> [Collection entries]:
-- begin --

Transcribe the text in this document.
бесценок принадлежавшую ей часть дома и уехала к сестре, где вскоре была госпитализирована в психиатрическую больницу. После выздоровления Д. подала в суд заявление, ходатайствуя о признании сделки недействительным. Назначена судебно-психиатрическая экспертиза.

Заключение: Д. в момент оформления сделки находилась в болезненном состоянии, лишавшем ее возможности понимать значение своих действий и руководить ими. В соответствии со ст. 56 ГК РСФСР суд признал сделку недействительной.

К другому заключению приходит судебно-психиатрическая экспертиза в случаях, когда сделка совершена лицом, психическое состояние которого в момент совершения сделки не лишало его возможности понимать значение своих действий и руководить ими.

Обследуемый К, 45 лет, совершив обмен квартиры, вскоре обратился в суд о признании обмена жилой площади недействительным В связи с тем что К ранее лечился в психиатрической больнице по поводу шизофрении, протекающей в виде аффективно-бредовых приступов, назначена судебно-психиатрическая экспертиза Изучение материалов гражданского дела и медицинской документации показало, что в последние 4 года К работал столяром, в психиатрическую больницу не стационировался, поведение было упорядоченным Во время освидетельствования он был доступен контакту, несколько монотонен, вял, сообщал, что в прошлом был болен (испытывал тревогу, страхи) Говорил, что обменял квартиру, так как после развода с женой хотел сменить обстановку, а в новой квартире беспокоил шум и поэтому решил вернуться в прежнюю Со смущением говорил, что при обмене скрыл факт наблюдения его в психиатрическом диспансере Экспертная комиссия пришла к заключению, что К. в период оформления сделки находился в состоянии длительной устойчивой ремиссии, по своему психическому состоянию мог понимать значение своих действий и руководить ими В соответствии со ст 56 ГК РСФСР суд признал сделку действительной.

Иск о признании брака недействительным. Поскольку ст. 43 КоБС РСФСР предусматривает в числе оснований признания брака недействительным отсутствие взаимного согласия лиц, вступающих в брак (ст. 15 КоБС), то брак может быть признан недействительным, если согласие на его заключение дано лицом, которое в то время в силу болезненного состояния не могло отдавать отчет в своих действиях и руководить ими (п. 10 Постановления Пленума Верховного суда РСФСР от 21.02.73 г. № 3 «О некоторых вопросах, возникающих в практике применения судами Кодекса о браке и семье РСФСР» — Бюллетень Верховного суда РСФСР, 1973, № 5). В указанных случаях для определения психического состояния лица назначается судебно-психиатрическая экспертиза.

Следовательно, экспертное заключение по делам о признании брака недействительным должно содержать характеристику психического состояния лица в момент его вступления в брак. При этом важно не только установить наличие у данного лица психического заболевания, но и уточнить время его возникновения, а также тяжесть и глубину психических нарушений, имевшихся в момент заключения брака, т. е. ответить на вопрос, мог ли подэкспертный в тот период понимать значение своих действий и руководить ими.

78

-- end --
-- begin --

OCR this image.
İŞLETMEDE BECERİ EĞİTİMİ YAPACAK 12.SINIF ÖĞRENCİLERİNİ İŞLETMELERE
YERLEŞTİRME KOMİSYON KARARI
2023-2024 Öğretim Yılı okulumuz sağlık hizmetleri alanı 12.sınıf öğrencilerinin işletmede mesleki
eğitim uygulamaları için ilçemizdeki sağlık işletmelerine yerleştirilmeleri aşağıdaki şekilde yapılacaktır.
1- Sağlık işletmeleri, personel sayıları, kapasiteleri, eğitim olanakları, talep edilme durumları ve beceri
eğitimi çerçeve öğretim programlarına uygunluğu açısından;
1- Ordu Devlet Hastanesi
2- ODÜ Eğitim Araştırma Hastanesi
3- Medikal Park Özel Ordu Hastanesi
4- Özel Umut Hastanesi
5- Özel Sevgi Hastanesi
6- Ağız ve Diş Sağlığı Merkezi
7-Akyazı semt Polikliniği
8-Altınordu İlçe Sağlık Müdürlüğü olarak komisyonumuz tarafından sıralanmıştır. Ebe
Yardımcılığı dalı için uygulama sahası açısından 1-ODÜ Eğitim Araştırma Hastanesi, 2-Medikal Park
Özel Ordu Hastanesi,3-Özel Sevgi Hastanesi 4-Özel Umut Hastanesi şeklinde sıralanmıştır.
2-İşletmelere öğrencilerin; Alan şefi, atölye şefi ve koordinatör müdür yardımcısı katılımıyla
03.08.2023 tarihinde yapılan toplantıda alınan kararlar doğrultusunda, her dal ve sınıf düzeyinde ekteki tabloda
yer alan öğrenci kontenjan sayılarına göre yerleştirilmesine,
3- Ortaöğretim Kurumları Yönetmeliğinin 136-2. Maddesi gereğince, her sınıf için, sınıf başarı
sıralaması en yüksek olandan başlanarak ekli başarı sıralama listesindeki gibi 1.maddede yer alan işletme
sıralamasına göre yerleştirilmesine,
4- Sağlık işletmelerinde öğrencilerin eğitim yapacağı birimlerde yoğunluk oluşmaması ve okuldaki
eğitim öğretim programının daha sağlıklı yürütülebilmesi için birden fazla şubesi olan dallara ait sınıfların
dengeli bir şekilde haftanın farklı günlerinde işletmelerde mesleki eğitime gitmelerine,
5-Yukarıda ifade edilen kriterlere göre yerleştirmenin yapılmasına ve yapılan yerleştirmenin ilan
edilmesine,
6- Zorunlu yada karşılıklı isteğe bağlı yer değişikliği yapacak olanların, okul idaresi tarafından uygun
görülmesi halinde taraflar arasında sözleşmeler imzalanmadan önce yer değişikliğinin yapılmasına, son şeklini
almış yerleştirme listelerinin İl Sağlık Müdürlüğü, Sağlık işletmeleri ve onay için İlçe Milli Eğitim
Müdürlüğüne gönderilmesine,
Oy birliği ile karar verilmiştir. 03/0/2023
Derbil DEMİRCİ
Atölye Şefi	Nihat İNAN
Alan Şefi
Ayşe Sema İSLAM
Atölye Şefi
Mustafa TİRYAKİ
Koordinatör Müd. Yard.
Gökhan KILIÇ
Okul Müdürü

-- end --
-- begin --

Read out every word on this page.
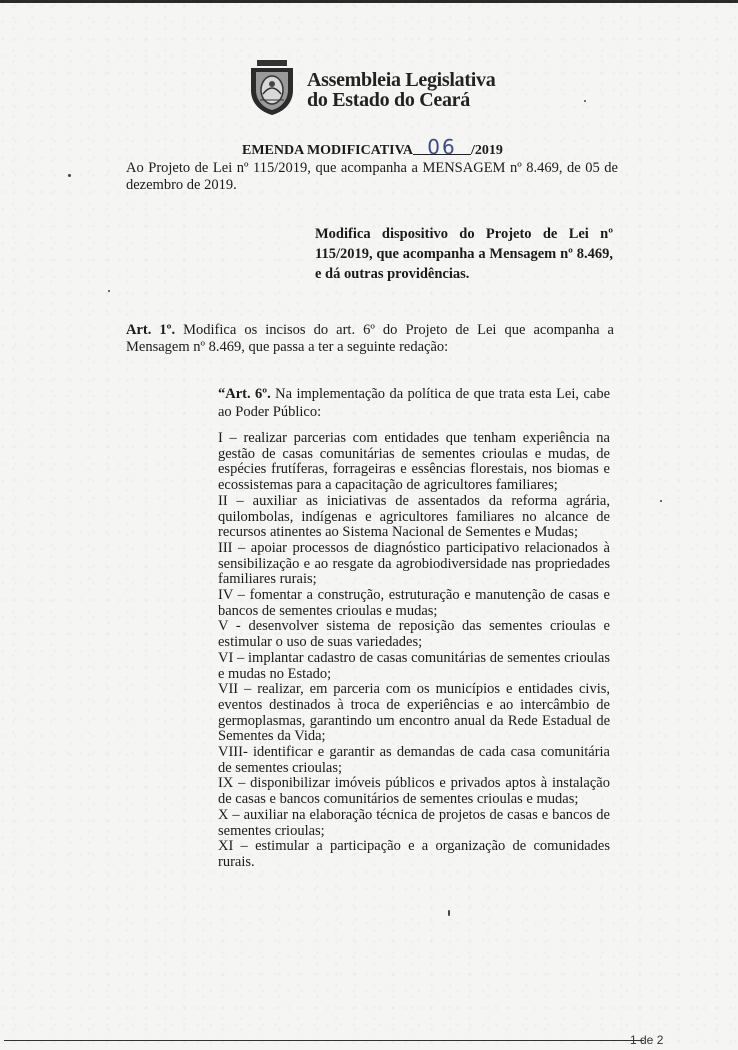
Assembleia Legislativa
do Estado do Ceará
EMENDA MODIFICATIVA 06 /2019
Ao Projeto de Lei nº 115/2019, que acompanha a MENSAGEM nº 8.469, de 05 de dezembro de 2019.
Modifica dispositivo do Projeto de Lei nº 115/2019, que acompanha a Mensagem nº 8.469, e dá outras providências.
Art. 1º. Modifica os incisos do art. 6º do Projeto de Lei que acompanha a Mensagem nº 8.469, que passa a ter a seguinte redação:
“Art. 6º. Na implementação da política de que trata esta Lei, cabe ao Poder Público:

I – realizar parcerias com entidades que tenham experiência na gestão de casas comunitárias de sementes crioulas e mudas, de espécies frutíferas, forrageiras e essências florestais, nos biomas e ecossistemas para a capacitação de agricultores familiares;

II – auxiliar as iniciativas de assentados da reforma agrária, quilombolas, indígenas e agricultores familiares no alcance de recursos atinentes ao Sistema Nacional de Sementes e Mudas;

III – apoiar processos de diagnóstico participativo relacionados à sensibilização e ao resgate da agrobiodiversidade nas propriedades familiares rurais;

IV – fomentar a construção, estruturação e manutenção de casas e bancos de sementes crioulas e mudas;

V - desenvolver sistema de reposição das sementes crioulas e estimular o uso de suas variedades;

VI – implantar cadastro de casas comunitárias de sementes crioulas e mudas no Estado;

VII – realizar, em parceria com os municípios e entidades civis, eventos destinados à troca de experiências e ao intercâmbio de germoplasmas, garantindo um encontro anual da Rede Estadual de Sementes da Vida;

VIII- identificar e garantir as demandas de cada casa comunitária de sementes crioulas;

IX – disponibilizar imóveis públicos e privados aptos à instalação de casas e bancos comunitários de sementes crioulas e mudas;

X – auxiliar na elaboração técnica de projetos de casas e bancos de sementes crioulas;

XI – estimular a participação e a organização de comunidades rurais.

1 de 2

-- end --

> [WHAT YOU ARE ASKED TO DO]: Locate the word "auxiliar" in the records above, and return each line that has it.

> [THE RESULT]:
II – auxiliar as iniciativas de assentados da reforma agrária, quilombolas, indígenas e agricultores familiares no alcance de recursos atinentes ao Sistema Nacional de Sementes e Mudas;
X – auxiliar na elaboração técnica de projetos de casas e bancos de sementes crioulas;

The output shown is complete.